Count lines holding the word "Gospel". Only the number is wanted.

►

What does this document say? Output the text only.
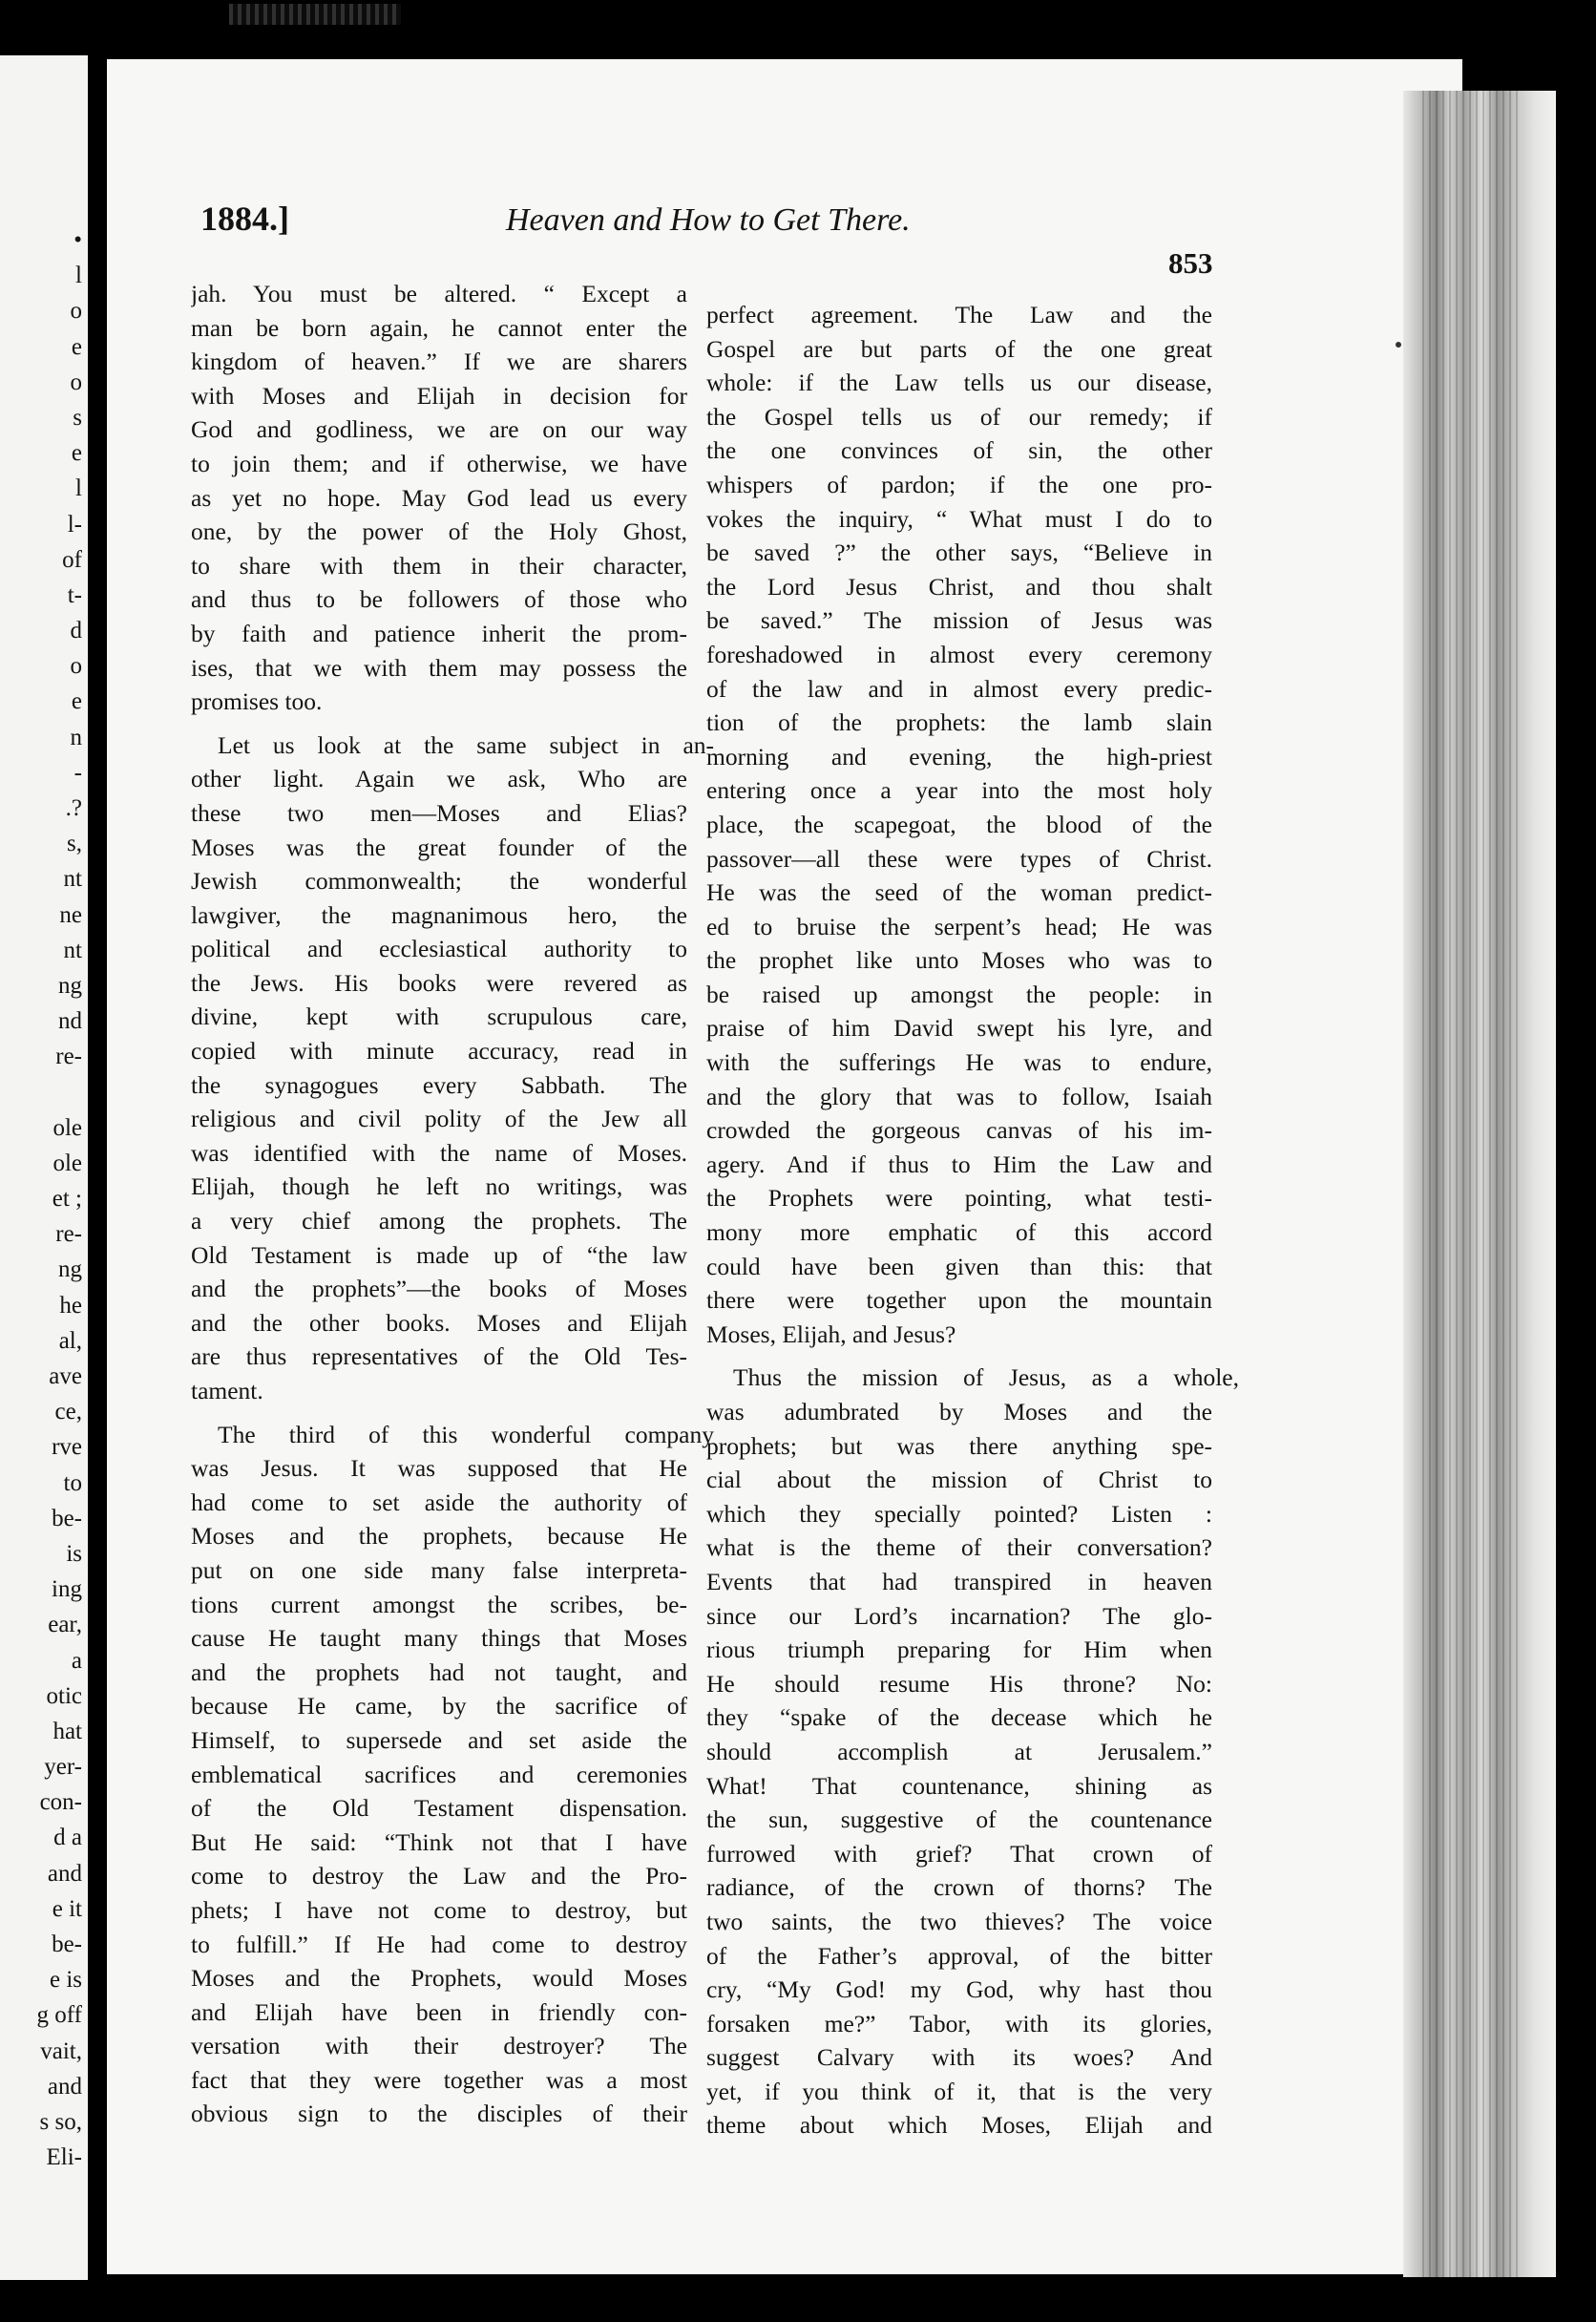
•
l
o
e
o
s
e
l
l-
of
t-
d
o
e
n
-
.?
s,
nt
ne
nt
ng
nd
re-
ole
ole
et ;
re-
ng
he
al,
ave
ce,
rve
to
be-
is
ing
ear,
a
otic
hat
yer-
con-
d a
and
e it
be-
e is
g off
vait,
and
s so,
Eli-
1884.]	Heaven and How to Get There.
853
jah. You must be altered. “ Except a
man be born again, he cannot enter the
kingdom of heaven.” If we are sharers
with Moses and Elijah in decision for
God and godliness, we are on our way
to join them; and if otherwise, we have
as yet no hope. May God lead us every
one, by the power of the Holy Ghost,
to share with them in their character,
and thus to be followers of those who
by faith and patience inherit the prom-
ises, that we with them may possess the
promises too.
Let us look at the same subject in an-
other light. Again we ask, Who are
these two men—Moses and Elias?
Moses was the great founder of the
Jewish commonwealth; the wonderful
lawgiver, the magnanimous hero, the
political and ecclesiastical authority to
the Jews. His books were revered as
divine, kept with scrupulous care,
copied with minute accuracy, read in
the synagogues every Sabbath. The
religious and civil polity of the Jew all
was identified with the name of Moses.
Elijah, though he left no writings, was
a very chief among the prophets. The
Old Testament is made up of “the law
and the prophets”—the books of Moses
and the other books. Moses and Elijah
are thus representatives of the Old Tes-
tament.
The third of this wonderful company
was Jesus. It was supposed that He
had come to set aside the authority of
Moses and the prophets, because He
put on one side many false interpreta-
tions current amongst the scribes, be-
cause He taught many things that Moses
and the prophets had not taught, and
because He came, by the sacrifice of
Himself, to supersede and set aside the
emblematical sacrifices and ceremonies
of the Old Testament dispensation.
But He said: “Think not that I have
come to destroy the Law and the Pro-
phets; I have not come to destroy, but
to fulfill.” If He had come to destroy
Moses and the Prophets, would Moses
and Elijah have been in friendly con-
versation with their destroyer? The
fact that they were together was a most
obvious sign to the disciples of their
perfect agreement. The Law and the
Gospel are but parts of the one great
whole: if the Law tells us our disease,
the Gospel tells us of our remedy; if
the one convinces of sin, the other
whispers of pardon; if the one pro-
vokes the inquiry, “ What must I do to
be saved ?” the other says, “Believe in
the Lord Jesus Christ, and thou shalt
be saved.” The mission of Jesus was
foreshadowed in almost every ceremony
of the law and in almost every predic-
tion of the prophets: the lamb slain
morning and evening, the high-priest
entering once a year into the most holy
place, the scapegoat, the blood of the
passover—all these were types of Christ.
He was the seed of the woman predict-
ed to bruise the serpent’s head; He was
the prophet like unto Moses who was to
be raised up amongst the people: in
praise of him David swept his lyre, and
with the sufferings He was to endure,
and the glory that was to follow, Isaiah
crowded the gorgeous canvas of his im-
agery. And if thus to Him the Law and
the Prophets were pointing, what testi-
mony more emphatic of this accord
could have been given than this: that
there were together upon the mountain
Moses, Elijah, and Jesus?
Thus the mission of Jesus, as a whole,
was adumbrated by Moses and the
prophets; but was there anything spe-
cial about the mission of Christ to
which they specially pointed? Listen :
what is the theme of their conversation?
Events that had transpired in heaven
since our Lord’s incarnation? The glo-
rious triumph preparing for Him when
He should resume His throne? No:
they “spake of the decease which he
should accomplish at Jerusalem.”
What! That countenance, shining as
the sun, suggestive of the countenance
furrowed with grief? That crown of
radiance, of the crown of thorns? The
two saints, the two thieves? The voice
of the Father’s approval, of the bitter
cry, “My God! my God, why hast thou
forsaken me?” Tabor, with its glories,
suggest Calvary with its woes? And
yet, if you think of it, that is the very
theme about which Moses, Elijah and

◄

The solution>
2